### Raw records
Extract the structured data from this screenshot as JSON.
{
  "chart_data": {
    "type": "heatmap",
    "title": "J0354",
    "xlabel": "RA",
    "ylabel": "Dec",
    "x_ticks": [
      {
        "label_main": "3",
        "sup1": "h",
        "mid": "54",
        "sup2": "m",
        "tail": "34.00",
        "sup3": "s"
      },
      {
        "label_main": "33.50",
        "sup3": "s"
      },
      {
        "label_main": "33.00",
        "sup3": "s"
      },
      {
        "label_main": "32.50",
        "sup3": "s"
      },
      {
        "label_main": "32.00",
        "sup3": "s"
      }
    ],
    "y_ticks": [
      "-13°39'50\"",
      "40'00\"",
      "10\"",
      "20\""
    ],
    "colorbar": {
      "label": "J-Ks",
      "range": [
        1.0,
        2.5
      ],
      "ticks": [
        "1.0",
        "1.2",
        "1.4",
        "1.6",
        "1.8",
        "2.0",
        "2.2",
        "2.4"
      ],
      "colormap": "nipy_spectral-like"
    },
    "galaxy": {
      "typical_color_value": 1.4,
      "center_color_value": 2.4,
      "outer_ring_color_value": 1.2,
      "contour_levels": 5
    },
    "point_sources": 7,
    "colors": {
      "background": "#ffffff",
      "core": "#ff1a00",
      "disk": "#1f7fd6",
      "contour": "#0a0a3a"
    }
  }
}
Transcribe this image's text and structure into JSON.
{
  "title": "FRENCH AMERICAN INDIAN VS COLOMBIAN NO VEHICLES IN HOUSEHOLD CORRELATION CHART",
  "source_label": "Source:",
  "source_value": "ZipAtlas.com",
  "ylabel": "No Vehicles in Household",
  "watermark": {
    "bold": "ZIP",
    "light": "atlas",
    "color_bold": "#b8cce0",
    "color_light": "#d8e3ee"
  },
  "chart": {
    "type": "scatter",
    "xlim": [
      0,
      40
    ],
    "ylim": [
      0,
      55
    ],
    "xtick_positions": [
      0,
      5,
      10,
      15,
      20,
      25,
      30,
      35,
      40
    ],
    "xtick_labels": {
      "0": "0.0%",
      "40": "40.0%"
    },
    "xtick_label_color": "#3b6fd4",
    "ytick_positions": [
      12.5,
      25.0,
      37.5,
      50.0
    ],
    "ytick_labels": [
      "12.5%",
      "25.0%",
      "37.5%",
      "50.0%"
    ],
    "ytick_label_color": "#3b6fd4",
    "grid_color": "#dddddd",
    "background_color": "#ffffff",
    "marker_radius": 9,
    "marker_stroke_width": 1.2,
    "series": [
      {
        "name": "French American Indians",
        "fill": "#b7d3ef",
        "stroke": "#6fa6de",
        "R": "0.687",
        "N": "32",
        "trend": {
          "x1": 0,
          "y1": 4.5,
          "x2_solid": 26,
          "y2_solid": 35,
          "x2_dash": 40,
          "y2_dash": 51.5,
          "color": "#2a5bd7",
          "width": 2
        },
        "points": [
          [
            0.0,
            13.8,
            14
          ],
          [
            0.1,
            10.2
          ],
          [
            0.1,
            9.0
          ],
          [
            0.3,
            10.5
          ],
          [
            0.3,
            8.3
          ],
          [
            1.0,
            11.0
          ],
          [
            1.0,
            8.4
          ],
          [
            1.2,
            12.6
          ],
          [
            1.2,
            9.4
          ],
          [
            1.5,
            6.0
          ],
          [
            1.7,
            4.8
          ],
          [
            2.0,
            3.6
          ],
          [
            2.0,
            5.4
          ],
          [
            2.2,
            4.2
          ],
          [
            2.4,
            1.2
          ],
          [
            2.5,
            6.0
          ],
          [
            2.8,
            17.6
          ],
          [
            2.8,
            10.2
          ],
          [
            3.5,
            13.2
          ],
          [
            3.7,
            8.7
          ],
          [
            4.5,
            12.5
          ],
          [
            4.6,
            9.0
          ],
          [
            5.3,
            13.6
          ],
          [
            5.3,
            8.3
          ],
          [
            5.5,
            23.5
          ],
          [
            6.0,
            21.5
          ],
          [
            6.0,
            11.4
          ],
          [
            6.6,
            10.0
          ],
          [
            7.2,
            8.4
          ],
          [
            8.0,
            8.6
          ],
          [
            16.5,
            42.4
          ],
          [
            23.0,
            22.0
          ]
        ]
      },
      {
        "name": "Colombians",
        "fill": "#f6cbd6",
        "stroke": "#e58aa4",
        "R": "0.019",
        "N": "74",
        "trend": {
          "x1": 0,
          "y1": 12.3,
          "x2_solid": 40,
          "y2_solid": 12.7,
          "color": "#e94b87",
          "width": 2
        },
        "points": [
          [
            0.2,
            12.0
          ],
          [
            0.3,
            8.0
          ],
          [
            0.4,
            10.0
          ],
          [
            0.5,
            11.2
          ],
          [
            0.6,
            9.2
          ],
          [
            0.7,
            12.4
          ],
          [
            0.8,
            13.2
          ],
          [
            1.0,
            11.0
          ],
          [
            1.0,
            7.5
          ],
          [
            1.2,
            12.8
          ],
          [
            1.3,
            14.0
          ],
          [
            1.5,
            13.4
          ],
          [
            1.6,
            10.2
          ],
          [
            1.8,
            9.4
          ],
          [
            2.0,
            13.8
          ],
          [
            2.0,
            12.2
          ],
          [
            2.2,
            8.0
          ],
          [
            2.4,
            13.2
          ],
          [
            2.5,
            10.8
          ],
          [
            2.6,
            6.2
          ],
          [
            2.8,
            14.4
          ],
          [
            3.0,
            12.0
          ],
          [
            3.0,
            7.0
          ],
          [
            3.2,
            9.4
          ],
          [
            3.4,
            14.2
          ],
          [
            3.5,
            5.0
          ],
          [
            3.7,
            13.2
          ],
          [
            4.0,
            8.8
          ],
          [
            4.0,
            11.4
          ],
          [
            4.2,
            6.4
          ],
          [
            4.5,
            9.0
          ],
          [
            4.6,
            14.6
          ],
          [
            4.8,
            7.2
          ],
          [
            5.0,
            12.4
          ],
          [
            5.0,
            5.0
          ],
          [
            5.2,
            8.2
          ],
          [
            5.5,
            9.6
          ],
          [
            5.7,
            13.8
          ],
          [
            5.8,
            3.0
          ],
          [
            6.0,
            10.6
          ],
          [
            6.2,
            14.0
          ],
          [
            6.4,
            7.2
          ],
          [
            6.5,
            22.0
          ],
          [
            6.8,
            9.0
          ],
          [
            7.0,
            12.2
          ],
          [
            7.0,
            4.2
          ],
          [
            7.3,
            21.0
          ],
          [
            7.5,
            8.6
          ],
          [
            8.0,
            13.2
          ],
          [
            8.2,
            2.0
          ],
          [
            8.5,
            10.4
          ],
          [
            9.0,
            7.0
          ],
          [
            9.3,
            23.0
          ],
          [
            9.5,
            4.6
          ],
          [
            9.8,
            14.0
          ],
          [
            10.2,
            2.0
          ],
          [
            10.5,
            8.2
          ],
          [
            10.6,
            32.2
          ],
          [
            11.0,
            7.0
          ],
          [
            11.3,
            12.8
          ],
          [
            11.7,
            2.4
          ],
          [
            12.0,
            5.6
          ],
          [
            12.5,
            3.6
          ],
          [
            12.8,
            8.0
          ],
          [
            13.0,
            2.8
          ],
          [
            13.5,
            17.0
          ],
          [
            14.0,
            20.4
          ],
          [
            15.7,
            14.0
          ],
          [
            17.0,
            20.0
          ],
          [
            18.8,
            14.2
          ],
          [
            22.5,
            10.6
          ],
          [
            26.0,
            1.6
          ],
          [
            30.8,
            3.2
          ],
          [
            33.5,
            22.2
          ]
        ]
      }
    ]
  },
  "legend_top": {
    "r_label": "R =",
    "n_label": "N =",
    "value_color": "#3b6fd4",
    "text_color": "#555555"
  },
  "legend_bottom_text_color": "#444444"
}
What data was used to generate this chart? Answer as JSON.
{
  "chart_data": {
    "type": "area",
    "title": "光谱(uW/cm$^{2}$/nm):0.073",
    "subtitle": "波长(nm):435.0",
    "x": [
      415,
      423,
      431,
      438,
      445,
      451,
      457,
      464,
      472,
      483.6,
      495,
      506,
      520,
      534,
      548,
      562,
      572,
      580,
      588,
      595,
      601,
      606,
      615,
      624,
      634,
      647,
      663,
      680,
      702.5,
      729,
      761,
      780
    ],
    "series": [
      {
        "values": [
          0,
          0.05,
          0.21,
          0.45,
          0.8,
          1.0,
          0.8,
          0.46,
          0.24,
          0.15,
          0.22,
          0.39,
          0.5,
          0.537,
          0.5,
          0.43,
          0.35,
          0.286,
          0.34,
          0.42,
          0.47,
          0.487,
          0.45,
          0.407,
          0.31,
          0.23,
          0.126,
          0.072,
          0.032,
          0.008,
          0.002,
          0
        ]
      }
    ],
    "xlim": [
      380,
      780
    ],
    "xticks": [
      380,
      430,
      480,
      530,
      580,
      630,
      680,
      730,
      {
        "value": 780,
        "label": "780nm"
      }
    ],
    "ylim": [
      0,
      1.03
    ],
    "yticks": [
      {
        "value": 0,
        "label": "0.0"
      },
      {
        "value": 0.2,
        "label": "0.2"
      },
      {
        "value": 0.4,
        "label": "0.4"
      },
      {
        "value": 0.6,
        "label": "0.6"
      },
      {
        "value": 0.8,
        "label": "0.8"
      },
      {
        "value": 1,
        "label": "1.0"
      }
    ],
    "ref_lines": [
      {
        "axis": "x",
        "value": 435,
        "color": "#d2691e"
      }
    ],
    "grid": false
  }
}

### What you are asked to do
Collect every line from the records above that contains the word "type".

### The reply
    "type": "heatmap",
    "type": "scatter",
    "type": "area",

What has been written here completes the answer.